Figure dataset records
* * *

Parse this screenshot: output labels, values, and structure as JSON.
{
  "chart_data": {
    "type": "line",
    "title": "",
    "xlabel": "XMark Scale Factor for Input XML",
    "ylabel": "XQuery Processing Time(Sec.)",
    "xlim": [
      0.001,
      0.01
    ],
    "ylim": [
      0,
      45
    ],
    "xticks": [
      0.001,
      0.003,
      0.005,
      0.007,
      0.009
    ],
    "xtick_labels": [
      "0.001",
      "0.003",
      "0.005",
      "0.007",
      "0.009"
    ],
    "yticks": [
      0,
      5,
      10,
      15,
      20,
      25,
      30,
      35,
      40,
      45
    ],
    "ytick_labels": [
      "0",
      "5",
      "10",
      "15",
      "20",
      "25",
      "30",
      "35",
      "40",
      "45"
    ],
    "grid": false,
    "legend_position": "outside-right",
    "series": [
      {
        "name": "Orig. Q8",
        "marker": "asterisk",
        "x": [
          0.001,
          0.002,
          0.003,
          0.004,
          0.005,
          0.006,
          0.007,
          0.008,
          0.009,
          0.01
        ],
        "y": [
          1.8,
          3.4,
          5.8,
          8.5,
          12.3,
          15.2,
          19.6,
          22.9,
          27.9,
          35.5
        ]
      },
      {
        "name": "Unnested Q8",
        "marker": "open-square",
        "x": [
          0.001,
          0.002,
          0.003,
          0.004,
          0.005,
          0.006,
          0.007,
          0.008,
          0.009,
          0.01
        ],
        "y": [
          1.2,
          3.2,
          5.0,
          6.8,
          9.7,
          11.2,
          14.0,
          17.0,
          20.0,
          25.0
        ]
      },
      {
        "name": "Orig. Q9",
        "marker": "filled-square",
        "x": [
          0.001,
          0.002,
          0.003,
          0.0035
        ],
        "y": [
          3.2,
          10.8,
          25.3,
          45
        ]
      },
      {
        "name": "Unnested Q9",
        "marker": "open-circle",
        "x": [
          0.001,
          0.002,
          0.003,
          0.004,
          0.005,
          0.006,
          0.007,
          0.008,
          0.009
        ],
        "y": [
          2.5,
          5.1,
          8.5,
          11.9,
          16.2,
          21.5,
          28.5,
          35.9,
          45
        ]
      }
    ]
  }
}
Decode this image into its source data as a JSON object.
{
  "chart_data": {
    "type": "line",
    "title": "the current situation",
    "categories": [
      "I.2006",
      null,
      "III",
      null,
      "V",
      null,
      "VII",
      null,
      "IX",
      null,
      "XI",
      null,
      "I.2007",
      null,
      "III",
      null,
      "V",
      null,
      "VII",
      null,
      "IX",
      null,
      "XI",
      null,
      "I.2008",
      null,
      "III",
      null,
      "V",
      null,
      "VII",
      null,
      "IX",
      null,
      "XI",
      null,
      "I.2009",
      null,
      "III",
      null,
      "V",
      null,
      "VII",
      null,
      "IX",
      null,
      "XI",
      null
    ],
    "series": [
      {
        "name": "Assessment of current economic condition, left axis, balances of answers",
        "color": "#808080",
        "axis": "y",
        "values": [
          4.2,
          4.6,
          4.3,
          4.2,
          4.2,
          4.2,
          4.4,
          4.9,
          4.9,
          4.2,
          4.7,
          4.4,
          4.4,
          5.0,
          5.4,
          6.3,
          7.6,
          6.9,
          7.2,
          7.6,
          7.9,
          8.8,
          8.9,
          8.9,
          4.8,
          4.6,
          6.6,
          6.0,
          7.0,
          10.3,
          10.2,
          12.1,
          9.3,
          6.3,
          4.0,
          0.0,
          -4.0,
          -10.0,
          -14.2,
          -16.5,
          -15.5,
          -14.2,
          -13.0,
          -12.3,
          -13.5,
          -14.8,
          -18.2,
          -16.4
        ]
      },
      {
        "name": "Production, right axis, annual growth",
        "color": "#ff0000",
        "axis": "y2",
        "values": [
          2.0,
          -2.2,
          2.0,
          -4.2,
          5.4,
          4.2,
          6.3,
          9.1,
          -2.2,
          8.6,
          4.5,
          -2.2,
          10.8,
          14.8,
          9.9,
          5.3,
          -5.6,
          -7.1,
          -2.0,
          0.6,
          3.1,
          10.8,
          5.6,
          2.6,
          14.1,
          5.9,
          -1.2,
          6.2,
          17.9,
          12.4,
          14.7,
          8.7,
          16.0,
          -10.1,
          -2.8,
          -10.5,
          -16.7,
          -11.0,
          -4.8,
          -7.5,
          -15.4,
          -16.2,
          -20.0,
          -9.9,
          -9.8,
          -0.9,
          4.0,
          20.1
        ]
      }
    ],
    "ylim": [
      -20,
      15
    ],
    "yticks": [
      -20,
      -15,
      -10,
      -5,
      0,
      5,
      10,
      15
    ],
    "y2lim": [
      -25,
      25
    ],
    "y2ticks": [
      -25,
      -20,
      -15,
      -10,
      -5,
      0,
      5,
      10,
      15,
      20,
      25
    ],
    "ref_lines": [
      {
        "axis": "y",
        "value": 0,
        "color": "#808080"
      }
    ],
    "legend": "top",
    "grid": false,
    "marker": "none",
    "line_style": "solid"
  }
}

* * *

### AIM OF THE TASK
Return all lines with the word "right" in them.

### EXPECTED OUTPUT
    "legend_position": "outside-right",
        "name": "Production, right axis, annual growth",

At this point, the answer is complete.